Dataset listings of figures
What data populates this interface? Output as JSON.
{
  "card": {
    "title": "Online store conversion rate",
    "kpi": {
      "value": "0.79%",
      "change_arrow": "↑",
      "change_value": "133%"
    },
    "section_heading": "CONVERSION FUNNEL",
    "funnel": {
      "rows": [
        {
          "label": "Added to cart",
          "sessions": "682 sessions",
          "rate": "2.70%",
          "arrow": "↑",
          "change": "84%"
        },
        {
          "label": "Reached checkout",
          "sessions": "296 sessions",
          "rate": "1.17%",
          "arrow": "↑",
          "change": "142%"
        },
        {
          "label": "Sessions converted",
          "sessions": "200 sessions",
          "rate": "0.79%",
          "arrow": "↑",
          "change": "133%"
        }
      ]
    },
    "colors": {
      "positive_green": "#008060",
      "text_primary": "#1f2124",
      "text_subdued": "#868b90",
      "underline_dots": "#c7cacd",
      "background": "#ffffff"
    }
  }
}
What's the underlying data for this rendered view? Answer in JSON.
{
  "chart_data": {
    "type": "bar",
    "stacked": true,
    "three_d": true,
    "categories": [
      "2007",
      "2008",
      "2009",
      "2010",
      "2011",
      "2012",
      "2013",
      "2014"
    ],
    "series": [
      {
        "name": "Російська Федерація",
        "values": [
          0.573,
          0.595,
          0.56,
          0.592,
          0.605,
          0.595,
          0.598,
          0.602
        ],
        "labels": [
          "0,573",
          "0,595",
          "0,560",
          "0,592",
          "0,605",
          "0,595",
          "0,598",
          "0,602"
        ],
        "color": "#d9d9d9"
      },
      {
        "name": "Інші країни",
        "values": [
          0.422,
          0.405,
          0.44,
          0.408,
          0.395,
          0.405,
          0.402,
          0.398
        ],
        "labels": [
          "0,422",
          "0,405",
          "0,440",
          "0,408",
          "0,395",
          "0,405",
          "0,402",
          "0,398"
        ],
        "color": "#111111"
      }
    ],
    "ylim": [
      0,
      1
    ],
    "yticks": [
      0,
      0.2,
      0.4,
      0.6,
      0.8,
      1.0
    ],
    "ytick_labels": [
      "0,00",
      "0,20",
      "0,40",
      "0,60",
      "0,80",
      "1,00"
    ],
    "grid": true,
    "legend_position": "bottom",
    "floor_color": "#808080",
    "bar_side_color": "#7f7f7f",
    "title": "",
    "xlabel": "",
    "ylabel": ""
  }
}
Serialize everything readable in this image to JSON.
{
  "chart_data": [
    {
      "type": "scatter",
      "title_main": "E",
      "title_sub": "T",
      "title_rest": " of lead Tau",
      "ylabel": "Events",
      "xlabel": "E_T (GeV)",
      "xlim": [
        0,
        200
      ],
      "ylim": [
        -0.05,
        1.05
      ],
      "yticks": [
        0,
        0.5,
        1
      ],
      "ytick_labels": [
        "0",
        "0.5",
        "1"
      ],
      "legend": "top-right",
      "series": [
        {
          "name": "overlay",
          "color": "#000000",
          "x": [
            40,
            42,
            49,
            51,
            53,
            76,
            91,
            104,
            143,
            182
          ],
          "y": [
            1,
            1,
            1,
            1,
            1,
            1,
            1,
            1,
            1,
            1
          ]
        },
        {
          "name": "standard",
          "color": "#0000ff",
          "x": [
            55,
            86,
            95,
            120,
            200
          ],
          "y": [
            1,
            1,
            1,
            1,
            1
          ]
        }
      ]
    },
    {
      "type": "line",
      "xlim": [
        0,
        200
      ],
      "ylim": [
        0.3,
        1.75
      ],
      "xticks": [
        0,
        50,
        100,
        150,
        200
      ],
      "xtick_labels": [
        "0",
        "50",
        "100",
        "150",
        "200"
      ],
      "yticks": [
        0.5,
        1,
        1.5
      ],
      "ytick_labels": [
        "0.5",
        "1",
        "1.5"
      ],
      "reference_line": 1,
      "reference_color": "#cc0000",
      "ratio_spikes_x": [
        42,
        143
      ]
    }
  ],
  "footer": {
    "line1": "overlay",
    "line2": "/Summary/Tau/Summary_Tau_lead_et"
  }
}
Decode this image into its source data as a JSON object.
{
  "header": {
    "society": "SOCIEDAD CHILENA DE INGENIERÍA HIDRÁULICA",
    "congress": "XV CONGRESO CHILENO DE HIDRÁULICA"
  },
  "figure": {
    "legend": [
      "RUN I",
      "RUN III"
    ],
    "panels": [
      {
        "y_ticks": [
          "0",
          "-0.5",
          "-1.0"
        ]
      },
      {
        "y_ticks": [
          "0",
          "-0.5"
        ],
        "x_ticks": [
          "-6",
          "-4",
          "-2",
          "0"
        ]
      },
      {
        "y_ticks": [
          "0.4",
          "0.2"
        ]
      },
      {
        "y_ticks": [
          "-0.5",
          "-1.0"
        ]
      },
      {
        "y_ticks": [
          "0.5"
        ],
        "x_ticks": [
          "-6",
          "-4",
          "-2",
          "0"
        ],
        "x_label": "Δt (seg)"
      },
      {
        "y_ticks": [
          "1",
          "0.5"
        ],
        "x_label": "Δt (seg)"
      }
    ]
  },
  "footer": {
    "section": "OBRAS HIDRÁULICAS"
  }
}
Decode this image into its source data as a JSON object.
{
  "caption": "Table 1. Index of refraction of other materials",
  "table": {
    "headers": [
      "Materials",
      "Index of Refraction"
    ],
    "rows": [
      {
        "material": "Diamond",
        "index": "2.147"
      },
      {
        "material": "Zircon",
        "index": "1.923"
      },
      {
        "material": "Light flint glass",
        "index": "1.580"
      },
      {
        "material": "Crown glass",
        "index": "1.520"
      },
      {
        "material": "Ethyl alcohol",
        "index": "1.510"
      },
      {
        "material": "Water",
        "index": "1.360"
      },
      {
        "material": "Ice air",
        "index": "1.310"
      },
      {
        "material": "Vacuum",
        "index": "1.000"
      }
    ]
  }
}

- **Written instruction**:
Write out every entry exactly as given.

- **Answer to this problem**:
What data populates this interface? Output as JSON.
{
  "card": {
    "title": "Online store conversion rate",
    "kpi": {
      "value": "0.79%",
      "change_arrow": "↑",
      "change_value": "133%"
    },
    "section_heading": "CONVERSION FUNNEL",
    "funnel": {
      "rows": [
        {
          "label": "Added to cart",
          "sessions": "682 sessions",
          "rate": "2.70%",
          "arrow": "↑",
          "change": "84%"
        },
        {
          "label": "Reached checkout",
          "sessions": "296 sessions",
          "rate": "1.17%",
          "arrow": "↑",
          "change": "142%"
        },
        {
          "label": "Sessions converted",
          "sessions": "200 sessions",
          "rate": "0.79%",
          "arrow": "↑",
          "change": "133%"
        }
      ]
    },
    "colors": {
      "positive_green": "#008060",
      "text_primary": "#1f2124",
      "text_subdued": "#868b90",
      "underline_dots": "#c7cacd",
      "background": "#ffffff"
    }
  }
}
What's the underlying data for this rendered view? Answer in JSON.
{
  "chart_data": {
    "type": "bar",
    "stacked": true,
    "three_d": true,
    "categories": [
      "2007",
      "2008",
      "2009",
      "2010",
      "2011",
      "2012",
      "2013",
      "2014"
    ],
    "series": [
      {
        "name": "Російська Федерація",
        "values": [
          0.573,
          0.595,
          0.56,
          0.592,
          0.605,
          0.595,
          0.598,
          0.602
        ],
        "labels": [
          "0,573",
          "0,595",
          "0,560",
          "0,592",
          "0,605",
          "0,595",
          "0,598",
          "0,602"
        ],
        "color": "#d9d9d9"
      },
      {
        "name": "Інші країни",
        "values": [
          0.422,
          0.405,
          0.44,
          0.408,
          0.395,
          0.405,
          0.402,
          0.398
        ],
        "labels": [
          "0,422",
          "0,405",
          "0,440",
          "0,408",
          "0,395",
          "0,405",
          "0,402",
          "0,398"
        ],
        "color": "#111111"
      }
    ],
    "ylim": [
      0,
      1
    ],
    "yticks": [
      0,
      0.2,
      0.4,
      0.6,
      0.8,
      1.0
    ],
    "ytick_labels": [
      "0,00",
      "0,20",
      "0,40",
      "0,60",
      "0,80",
      "1,00"
    ],
    "grid": true,
    "legend_position": "bottom",
    "floor_color": "#808080",
    "bar_side_color": "#7f7f7f",
    "title": "",
    "xlabel": "",
    "ylabel": ""
  }
}
Serialize everything readable in this image to JSON.
{
  "chart_data": [
    {
      "type": "scatter",
      "title_main": "E",
      "title_sub": "T",
      "title_rest": " of lead Tau",
      "ylabel": "Events",
      "xlabel": "E_T (GeV)",
      "xlim": [
        0,
        200
      ],
      "ylim": [
        -0.05,
        1.05
      ],
      "yticks": [
        0,
        0.5,
        1
      ],
      "ytick_labels": [
        "0",
        "0.5",
        "1"
      ],
      "legend": "top-right",
      "series": [
        {
          "name": "overlay",
          "color": "#000000",
          "x": [
            40,
            42,
            49,
            51,
            53,
            76,
            91,
            104,
            143,
            182
          ],
          "y": [
            1,
            1,
            1,
            1,
            1,
            1,
            1,
            1,
            1,
            1
          ]
        },
        {
          "name": "standard",
          "color": "#0000ff",
          "x": [
            55,
            86,
            95,
            120,
            200
          ],
          "y": [
            1,
            1,
            1,
            1,
            1
          ]
        }
      ]
    },
    {
      "type": "line",
      "xlim": [
        0,
        200
      ],
      "ylim": [
        0.3,
        1.75
      ],
      "xticks": [
        0,
        50,
        100,
        150,
        200
      ],
      "xtick_labels": [
        "0",
        "50",
        "100",
        "150",
        "200"
      ],
      "yticks": [
        0.5,
        1,
        1.5
      ],
      "ytick_labels": [
        "0.5",
        "1",
        "1.5"
      ],
      "reference_line": 1,
      "reference_color": "#cc0000",
      "ratio_spikes_x": [
        42,
        143
      ]
    }
  ],
  "footer": {
    "line1": "overlay",
    "line2": "/Summary/Tau/Summary_Tau_lead_et"
  }
}
Decode this image into its source data as a JSON object.
{
  "header": {
    "society": "SOCIEDAD CHILENA DE INGENIERÍA HIDRÁULICA",
    "congress": "XV CONGRESO CHILENO DE HIDRÁULICA"
  },
  "figure": {
    "legend": [
      "RUN I",
      "RUN III"
    ],
    "panels": [
      {
        "y_ticks": [
          "0",
          "-0.5",
          "-1.0"
        ]
      },
      {
        "y_ticks": [
          "0",
          "-0.5"
        ],
        "x_ticks": [
          "-6",
          "-4",
          "-2",
          "0"
        ]
      },
      {
        "y_ticks": [
          "0.4",
          "0.2"
        ]
      },
      {
        "y_ticks": [
          "-0.5",
          "-1.0"
        ]
      },
      {
        "y_ticks": [
          "0.5"
        ],
        "x_ticks": [
          "-6",
          "-4",
          "-2",
          "0"
        ],
        "x_label": "Δt (seg)"
      },
      {
        "y_ticks": [
          "1",
          "0.5"
        ],
        "x_label": "Δt (seg)"
      }
    ]
  },
  "footer": {
    "section": "OBRAS HIDRÁULICAS"
  }
}
Decode this image into its source data as a JSON object.
{
  "caption": "Table 1. Index of refraction of other materials",
  "table": {
    "headers": [
      "Materials",
      "Index of Refraction"
    ],
    "rows": [
      {
        "material": "Diamond",
        "index": "2.147"
      },
      {
        "material": "Zircon",
        "index": "1.923"
      },
      {
        "material": "Light flint glass",
        "index": "1.580"
      },
      {
        "material": "Crown glass",
        "index": "1.520"
      },
      {
        "material": "Ethyl alcohol",
        "index": "1.510"
      },
      {
        "material": "Water",
        "index": "1.360"
      },
      {
        "material": "Ice air",
        "index": "1.310"
      },
      {
        "material": "Vacuum",
        "index": "1.000"
      }
    ]
  }
}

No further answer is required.